-- Start Input --

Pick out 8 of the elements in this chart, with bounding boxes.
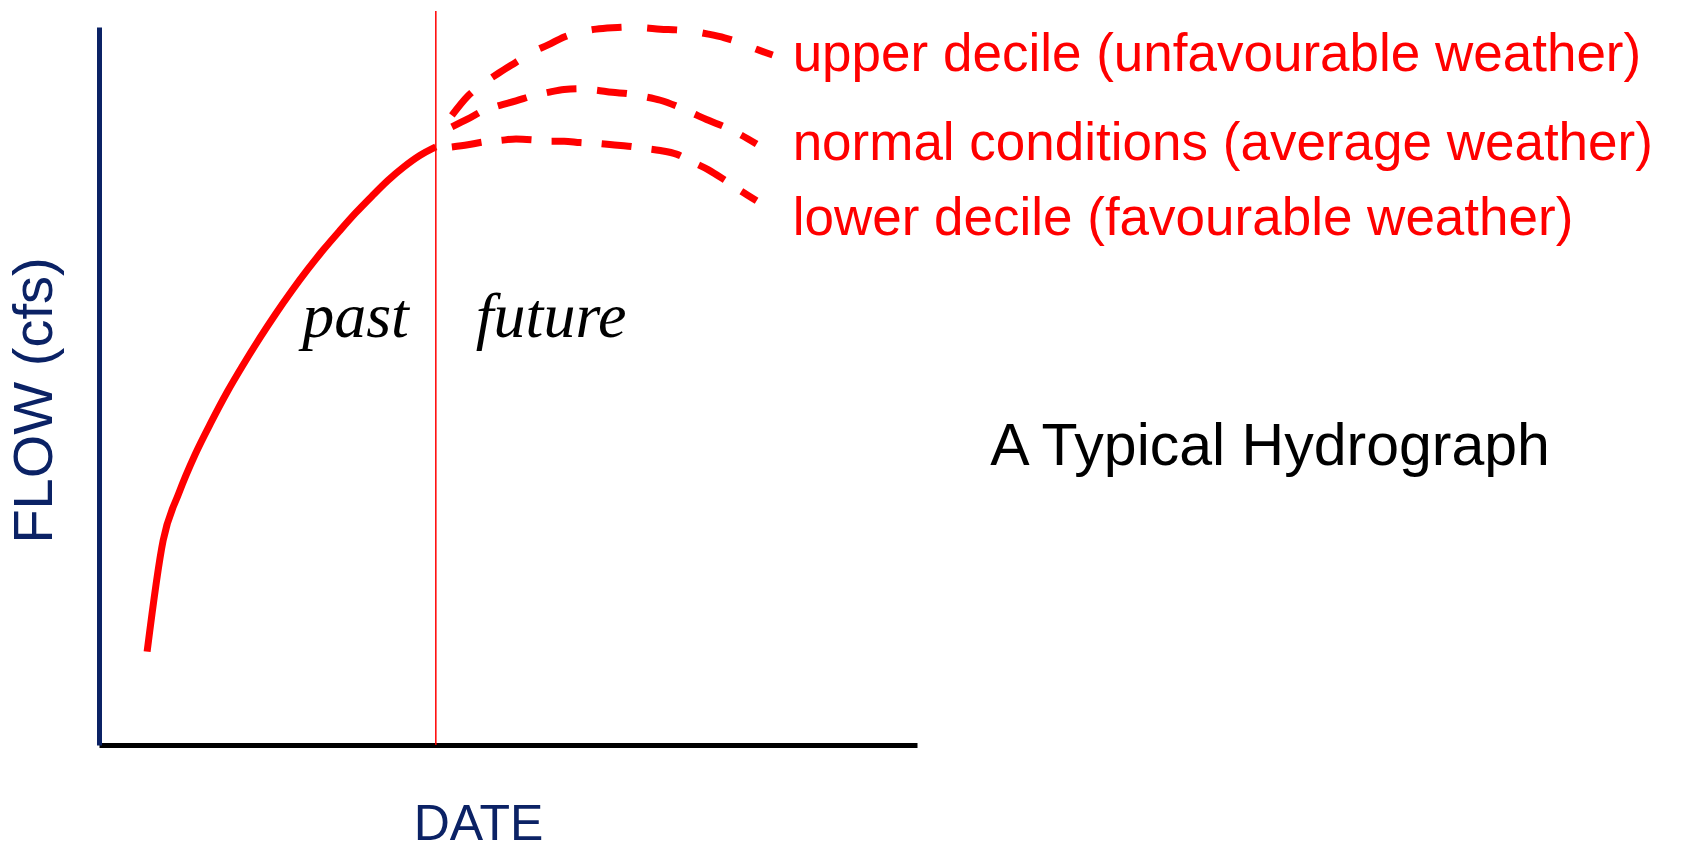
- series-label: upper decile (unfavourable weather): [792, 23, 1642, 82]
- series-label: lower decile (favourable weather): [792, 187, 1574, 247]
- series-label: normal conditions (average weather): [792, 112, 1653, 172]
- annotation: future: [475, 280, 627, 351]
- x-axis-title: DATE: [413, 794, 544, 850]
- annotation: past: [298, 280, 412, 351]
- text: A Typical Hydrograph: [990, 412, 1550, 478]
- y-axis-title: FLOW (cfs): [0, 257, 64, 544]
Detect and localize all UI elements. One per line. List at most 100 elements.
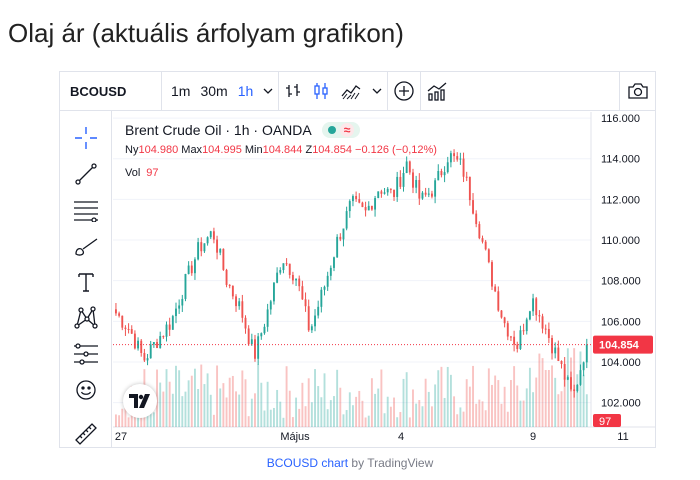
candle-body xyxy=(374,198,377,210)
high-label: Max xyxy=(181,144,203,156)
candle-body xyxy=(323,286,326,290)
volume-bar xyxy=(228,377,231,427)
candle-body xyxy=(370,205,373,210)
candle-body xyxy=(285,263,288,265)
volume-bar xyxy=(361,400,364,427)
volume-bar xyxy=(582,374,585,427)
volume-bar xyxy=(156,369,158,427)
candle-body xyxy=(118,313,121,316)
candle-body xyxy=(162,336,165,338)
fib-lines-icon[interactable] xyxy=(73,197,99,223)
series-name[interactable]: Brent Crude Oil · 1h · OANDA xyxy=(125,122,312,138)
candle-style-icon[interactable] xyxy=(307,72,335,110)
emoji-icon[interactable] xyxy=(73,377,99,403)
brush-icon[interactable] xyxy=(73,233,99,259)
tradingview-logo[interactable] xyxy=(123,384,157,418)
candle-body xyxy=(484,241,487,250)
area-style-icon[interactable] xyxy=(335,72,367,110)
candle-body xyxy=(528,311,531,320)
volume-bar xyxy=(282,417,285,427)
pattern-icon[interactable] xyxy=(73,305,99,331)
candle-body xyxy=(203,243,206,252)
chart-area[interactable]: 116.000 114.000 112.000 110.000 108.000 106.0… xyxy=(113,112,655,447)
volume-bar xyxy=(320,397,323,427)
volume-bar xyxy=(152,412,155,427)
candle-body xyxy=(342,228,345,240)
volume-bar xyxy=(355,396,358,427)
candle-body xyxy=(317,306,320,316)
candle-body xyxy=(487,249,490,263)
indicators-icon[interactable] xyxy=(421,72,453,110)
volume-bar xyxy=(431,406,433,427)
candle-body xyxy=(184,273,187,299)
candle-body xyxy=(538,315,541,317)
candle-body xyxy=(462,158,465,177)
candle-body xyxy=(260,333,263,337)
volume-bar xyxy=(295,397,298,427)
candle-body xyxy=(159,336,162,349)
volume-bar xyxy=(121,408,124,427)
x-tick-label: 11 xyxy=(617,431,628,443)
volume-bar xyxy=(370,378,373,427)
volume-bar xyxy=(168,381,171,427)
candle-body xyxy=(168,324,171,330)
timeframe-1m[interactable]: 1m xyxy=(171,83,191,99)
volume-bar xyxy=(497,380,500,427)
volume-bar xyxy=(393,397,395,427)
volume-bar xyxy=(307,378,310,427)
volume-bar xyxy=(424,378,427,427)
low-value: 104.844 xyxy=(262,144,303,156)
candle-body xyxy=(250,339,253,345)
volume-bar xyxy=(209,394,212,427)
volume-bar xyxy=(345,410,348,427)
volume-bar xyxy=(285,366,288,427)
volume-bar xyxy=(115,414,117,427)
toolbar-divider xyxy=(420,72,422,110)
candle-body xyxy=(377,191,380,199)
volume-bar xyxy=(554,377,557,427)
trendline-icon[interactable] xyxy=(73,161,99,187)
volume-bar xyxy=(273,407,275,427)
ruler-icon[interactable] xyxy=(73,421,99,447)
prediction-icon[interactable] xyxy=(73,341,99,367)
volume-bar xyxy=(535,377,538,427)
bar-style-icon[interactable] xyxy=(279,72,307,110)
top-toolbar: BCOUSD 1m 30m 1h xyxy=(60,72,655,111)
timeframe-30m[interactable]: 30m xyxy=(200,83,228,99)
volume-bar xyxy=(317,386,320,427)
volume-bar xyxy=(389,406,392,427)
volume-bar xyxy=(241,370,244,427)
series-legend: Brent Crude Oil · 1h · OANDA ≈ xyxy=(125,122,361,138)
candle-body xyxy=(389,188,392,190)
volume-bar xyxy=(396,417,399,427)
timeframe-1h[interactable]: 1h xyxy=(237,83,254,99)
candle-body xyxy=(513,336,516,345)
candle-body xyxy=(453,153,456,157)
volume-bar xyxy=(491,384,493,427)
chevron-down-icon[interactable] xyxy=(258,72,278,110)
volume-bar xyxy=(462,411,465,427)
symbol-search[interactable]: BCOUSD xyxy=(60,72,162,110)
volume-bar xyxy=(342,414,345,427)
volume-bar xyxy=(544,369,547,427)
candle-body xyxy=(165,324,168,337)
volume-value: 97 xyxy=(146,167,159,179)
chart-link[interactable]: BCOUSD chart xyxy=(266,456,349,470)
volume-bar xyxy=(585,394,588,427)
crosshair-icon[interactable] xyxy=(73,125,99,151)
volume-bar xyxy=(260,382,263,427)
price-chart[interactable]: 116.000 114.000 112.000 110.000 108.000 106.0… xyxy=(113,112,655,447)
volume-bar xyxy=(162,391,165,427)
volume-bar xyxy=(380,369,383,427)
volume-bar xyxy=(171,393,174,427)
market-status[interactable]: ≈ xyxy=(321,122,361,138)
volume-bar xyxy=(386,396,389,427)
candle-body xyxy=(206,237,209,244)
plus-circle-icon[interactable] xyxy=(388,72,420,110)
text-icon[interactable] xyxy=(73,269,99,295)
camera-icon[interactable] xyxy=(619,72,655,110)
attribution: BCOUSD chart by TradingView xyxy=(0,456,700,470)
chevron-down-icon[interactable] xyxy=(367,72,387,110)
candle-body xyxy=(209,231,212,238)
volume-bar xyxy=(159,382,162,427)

-- End Input --
-- Start Input --

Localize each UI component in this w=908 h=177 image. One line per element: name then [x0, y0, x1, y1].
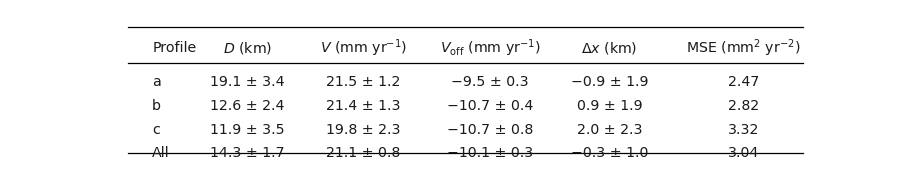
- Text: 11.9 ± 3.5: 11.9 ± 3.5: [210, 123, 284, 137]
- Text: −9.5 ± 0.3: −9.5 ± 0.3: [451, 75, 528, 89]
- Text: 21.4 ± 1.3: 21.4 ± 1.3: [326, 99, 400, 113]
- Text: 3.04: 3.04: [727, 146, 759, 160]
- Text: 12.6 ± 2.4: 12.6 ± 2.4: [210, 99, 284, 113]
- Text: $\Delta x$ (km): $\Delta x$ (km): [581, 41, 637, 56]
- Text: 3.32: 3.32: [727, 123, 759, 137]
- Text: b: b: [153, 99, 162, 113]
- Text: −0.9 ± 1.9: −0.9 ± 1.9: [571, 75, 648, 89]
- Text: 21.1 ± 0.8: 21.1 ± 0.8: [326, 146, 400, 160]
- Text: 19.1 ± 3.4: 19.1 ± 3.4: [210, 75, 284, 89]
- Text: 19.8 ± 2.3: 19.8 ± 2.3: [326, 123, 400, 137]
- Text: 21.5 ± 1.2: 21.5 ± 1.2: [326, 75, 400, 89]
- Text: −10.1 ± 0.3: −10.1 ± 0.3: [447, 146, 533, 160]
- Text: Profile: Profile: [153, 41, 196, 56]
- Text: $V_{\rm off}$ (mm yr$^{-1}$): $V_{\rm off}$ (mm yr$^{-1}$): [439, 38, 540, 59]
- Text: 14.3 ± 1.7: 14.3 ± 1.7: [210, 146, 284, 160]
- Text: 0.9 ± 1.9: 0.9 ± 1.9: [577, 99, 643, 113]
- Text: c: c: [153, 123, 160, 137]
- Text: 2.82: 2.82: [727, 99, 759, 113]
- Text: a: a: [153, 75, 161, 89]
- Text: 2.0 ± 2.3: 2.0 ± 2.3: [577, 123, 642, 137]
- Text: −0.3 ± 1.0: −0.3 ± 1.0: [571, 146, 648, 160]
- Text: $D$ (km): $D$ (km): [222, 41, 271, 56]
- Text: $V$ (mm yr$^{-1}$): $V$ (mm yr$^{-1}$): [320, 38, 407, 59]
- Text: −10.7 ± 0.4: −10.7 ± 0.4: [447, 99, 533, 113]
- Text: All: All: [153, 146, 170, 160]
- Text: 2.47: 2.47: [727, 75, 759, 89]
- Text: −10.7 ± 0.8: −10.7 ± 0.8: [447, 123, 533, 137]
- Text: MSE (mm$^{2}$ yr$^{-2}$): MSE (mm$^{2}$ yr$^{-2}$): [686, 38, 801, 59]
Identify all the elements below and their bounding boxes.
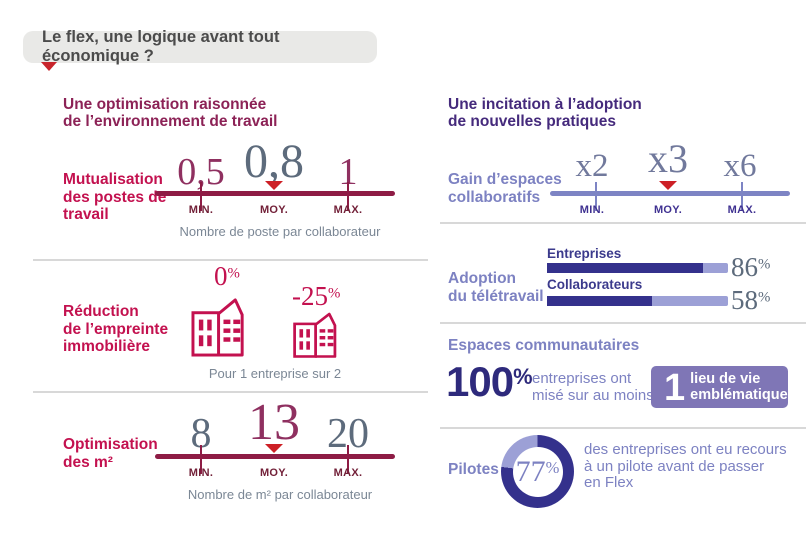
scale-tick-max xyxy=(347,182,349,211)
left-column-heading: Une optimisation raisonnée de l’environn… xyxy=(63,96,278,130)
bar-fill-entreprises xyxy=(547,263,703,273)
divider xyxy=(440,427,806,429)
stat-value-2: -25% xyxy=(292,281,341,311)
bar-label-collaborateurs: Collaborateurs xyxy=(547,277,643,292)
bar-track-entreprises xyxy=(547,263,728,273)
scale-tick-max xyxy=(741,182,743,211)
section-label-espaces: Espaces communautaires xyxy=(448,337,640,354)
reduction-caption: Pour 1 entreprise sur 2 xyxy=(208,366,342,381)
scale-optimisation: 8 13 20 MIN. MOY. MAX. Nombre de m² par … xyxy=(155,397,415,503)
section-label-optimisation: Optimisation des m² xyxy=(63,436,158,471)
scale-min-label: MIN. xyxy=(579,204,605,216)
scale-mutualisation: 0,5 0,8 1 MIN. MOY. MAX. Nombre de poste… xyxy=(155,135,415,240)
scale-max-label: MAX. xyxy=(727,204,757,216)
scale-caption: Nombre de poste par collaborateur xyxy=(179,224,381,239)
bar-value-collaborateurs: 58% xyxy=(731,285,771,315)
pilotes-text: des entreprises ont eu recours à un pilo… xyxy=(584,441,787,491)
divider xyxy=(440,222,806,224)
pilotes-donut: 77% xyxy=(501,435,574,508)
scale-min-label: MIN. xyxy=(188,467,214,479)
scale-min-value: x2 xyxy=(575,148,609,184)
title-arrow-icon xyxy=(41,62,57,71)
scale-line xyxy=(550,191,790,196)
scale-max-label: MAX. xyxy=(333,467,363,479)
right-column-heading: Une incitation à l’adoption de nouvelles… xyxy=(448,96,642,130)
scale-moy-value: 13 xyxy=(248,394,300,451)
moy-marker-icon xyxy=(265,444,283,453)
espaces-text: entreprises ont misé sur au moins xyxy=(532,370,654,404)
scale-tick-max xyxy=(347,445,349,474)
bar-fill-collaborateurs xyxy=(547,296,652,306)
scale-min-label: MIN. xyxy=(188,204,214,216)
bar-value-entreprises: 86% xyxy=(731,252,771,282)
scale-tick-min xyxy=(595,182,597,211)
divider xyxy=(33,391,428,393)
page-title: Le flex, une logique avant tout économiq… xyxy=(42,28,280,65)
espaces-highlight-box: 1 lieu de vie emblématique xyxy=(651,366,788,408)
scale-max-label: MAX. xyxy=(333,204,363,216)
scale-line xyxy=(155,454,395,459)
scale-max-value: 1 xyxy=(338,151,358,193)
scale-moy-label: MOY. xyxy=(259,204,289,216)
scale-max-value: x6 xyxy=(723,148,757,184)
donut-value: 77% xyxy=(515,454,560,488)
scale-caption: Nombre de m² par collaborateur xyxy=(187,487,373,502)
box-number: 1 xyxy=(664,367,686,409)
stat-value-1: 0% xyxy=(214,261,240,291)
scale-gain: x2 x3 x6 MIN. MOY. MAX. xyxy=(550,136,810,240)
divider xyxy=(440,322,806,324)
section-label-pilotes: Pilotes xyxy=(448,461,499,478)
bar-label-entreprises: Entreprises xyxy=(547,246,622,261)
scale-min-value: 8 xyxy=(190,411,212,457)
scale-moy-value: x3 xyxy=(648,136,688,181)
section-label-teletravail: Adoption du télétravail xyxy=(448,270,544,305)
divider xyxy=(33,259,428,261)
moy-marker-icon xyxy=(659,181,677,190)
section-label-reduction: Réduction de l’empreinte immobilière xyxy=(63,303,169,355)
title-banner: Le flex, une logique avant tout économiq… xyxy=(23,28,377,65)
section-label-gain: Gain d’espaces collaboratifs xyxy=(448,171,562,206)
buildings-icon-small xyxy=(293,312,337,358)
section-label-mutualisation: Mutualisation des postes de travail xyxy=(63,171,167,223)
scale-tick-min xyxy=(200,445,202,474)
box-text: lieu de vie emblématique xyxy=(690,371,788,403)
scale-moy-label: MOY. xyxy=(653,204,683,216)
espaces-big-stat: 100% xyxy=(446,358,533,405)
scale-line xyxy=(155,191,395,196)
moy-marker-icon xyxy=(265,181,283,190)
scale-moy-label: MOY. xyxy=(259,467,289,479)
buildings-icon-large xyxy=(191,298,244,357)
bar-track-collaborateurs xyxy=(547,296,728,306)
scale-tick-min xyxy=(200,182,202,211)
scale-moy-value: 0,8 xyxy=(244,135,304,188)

-- End Input --

# Set exercise:
Duplicate the items starting with the line that contains "Pick out 8 of" and going on through the line that contains "Detect and localize", both lines included, and omit the pictures from the answer.

# Answer for this exercise:
Pick out 8 of the elements in this chart, with bounding boxes.
- series-label: upper decile (unfavourable weather): [792, 23, 1642, 82]
- series-label: lower decile (favourable weather): [792, 187, 1574, 247]
- series-label: normal conditions (average weather): [792, 112, 1653, 172]
- annotation: future: [475, 280, 627, 351]
- x-axis-title: DATE: [413, 794, 544, 850]
- annotation: past: [298, 280, 412, 351]
- text: A Typical Hydrograph: [990, 412, 1550, 478]
- y-axis-title: FLOW (cfs): [0, 257, 64, 544]
Detect and localize all UI elements. One per line. List at most 100 elements.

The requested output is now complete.